** Data entries **
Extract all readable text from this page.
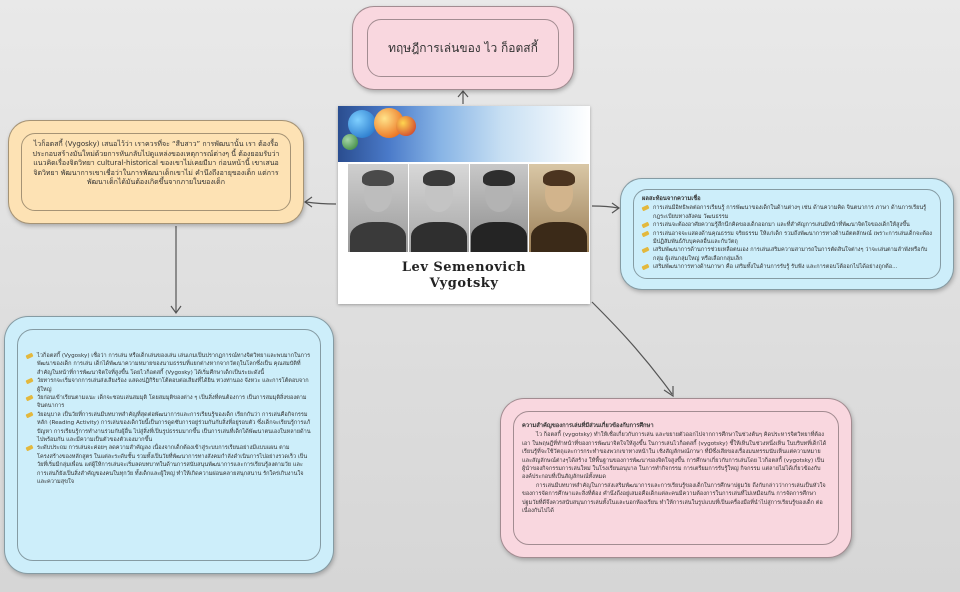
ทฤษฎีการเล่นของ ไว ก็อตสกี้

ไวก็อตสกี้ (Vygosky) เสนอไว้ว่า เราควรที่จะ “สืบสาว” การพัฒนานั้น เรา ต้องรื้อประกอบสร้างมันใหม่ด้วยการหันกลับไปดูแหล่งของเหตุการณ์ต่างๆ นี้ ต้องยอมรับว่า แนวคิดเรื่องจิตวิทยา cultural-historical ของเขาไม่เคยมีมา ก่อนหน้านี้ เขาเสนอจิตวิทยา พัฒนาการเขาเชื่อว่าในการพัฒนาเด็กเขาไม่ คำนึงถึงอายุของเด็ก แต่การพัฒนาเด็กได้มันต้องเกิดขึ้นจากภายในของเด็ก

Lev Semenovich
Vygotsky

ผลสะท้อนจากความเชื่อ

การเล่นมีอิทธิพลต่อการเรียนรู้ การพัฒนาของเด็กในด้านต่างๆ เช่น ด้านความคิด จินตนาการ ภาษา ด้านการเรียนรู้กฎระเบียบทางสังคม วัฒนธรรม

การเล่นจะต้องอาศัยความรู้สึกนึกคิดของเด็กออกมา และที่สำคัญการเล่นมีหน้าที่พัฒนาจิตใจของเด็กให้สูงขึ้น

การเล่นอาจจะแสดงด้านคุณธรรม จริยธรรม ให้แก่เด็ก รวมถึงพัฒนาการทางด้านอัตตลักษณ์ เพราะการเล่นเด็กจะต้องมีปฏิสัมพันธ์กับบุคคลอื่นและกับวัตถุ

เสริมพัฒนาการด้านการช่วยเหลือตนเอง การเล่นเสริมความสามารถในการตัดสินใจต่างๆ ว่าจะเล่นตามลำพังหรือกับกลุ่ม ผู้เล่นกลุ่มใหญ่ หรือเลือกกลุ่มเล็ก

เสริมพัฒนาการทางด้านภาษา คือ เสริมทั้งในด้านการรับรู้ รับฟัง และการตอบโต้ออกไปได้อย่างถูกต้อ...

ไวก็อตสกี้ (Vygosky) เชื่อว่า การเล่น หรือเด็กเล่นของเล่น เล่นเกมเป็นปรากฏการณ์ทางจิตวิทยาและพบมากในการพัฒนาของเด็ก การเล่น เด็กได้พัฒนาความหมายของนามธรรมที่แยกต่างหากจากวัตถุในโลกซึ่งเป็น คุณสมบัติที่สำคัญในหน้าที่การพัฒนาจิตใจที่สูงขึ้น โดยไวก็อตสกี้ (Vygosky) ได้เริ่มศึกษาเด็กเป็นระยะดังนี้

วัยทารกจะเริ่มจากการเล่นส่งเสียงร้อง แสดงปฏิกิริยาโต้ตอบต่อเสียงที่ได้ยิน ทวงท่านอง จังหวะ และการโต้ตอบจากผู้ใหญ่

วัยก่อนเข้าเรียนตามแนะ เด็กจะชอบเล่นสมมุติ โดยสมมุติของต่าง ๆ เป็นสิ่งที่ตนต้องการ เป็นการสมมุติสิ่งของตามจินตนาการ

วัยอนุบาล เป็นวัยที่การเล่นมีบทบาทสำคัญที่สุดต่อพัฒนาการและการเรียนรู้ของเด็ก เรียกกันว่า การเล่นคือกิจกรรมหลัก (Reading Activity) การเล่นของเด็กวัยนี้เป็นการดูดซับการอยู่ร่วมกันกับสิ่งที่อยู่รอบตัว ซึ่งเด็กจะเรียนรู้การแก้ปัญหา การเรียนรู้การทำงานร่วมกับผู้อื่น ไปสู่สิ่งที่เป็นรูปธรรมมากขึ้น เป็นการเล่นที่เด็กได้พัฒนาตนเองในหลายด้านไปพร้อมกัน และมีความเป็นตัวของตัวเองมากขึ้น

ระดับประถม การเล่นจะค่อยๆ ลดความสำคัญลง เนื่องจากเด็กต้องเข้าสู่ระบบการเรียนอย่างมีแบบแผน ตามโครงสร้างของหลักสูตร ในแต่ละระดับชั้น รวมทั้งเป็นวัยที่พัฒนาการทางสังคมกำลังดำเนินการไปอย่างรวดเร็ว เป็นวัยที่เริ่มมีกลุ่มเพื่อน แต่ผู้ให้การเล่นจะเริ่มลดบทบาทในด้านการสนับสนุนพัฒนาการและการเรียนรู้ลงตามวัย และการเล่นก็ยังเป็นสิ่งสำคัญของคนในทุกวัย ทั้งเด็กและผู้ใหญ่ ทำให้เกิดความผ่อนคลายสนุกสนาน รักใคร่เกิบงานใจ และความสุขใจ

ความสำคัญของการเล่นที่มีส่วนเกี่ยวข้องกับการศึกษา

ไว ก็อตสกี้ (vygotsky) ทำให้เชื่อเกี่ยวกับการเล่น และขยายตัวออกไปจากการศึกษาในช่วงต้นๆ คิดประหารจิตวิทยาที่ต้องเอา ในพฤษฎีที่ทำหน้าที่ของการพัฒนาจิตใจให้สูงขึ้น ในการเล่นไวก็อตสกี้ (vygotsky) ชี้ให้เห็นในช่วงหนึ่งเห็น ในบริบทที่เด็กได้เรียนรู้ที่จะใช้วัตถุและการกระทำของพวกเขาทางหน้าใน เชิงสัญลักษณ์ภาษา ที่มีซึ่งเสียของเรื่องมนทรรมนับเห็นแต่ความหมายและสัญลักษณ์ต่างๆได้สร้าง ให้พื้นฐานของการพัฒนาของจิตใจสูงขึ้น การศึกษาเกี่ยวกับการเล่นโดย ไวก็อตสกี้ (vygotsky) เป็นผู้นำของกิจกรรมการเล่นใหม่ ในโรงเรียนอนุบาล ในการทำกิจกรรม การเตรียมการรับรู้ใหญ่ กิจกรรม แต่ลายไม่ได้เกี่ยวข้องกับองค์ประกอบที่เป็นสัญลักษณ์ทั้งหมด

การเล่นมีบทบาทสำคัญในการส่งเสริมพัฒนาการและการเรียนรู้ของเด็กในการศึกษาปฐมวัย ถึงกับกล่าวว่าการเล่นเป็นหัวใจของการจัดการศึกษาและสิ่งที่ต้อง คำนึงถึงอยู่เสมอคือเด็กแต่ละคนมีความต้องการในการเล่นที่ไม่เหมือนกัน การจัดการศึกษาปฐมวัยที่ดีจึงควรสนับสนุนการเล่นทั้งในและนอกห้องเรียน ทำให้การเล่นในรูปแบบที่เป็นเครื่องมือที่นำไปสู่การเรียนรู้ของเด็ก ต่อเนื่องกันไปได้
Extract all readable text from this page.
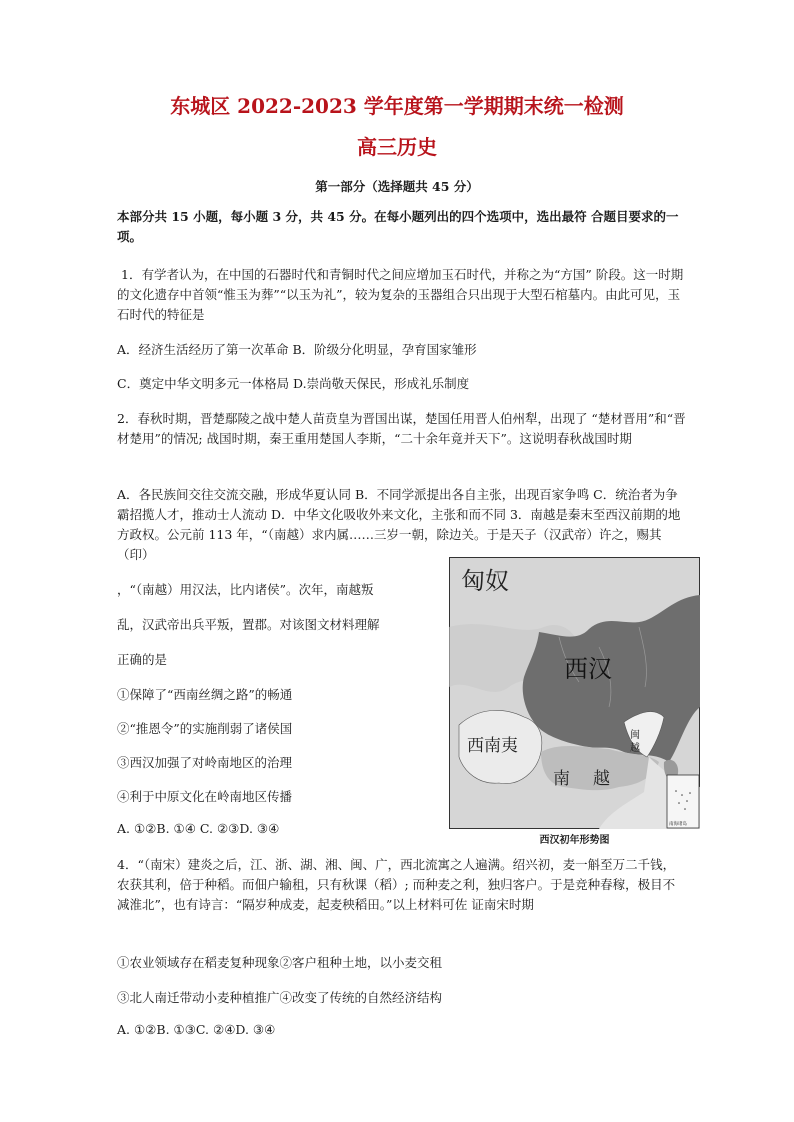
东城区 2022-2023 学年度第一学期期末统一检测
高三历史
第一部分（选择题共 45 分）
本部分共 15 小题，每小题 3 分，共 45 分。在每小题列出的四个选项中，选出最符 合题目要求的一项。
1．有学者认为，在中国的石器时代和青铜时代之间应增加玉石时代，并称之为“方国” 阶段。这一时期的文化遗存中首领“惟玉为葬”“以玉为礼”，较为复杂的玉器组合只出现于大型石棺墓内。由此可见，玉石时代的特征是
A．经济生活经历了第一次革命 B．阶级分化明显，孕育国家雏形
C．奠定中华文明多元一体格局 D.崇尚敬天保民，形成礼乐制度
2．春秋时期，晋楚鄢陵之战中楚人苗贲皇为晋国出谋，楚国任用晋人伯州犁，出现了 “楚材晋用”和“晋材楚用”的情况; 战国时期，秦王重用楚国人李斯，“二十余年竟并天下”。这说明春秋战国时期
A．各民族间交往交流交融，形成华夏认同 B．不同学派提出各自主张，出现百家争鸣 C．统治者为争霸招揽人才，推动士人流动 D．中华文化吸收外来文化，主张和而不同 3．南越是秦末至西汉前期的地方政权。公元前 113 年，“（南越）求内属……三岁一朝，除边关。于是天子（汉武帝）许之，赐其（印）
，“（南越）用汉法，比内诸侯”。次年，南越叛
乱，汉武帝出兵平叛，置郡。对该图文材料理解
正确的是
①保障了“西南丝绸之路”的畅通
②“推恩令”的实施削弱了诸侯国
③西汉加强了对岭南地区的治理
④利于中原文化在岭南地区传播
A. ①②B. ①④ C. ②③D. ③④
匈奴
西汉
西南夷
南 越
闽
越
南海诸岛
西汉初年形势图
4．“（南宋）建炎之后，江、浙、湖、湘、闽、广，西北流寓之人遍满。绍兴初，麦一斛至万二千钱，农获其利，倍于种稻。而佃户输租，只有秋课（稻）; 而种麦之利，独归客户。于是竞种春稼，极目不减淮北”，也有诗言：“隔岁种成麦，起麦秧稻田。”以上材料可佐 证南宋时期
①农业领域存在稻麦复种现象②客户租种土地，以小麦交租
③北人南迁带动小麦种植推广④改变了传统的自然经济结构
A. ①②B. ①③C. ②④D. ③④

---

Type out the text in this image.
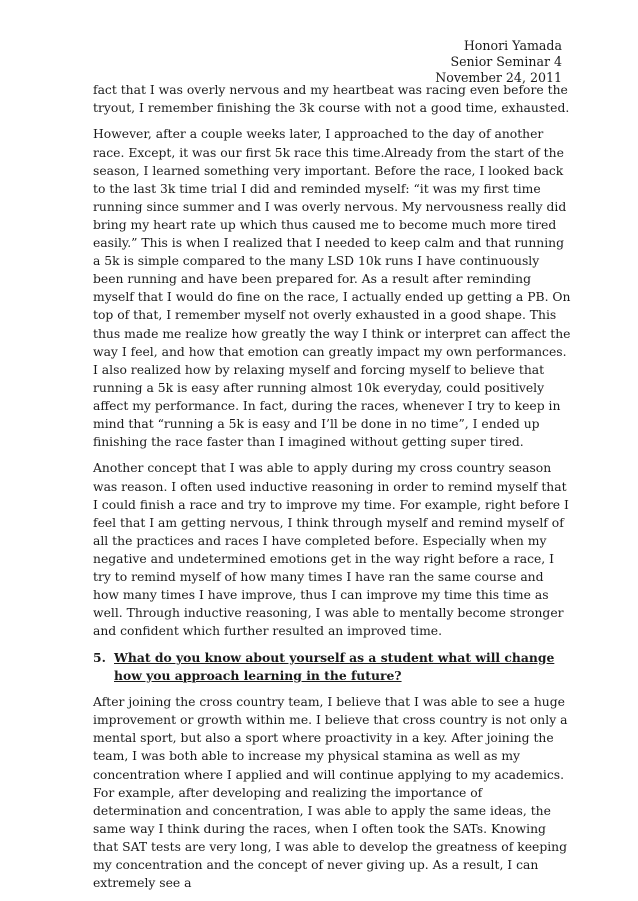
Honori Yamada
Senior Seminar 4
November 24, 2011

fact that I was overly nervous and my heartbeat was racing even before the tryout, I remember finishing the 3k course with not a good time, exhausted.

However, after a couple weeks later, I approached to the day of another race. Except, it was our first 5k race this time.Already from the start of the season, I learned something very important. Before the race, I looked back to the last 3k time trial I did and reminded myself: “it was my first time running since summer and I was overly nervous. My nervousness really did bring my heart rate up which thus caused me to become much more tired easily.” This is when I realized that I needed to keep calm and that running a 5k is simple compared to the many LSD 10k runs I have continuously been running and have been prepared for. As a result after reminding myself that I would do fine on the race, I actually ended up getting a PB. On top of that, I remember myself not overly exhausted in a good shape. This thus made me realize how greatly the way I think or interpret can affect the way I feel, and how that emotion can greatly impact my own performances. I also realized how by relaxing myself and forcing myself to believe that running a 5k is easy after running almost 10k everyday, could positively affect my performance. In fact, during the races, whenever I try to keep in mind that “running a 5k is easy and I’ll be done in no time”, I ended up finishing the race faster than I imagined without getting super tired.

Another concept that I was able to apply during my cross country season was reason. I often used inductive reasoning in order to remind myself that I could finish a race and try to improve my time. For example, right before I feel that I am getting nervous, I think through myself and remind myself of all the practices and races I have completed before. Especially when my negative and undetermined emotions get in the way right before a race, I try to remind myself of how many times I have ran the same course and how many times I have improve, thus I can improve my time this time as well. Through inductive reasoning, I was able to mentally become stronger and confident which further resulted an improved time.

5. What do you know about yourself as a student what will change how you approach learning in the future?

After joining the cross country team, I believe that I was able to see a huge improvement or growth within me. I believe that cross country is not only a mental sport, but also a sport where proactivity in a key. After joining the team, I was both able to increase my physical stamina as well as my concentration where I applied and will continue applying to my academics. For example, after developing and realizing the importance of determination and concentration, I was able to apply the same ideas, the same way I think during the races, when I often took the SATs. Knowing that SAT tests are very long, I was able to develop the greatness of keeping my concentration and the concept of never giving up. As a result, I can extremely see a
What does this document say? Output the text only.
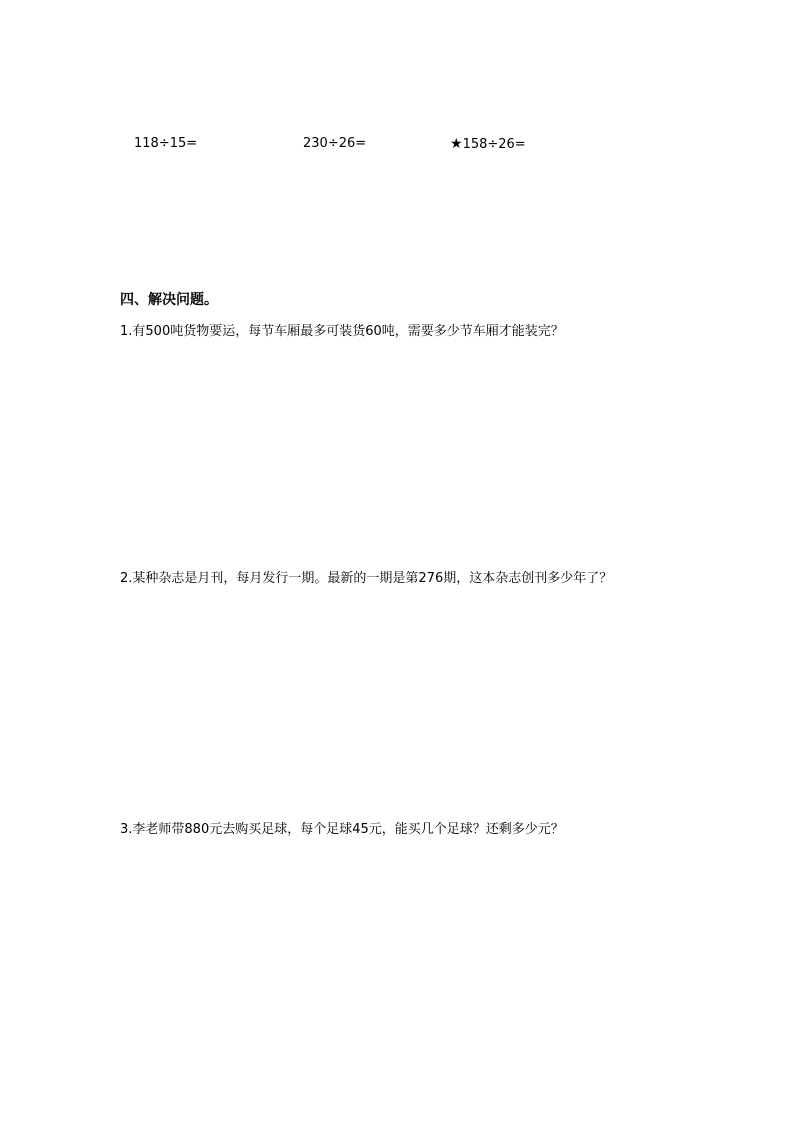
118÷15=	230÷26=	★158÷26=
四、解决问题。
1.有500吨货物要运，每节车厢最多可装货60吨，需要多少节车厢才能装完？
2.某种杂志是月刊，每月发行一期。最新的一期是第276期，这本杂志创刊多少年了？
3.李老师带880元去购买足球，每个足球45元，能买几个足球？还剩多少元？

** Stated problem **
Write only the number of lines in the records that include the word "What".

** Expected answer **
2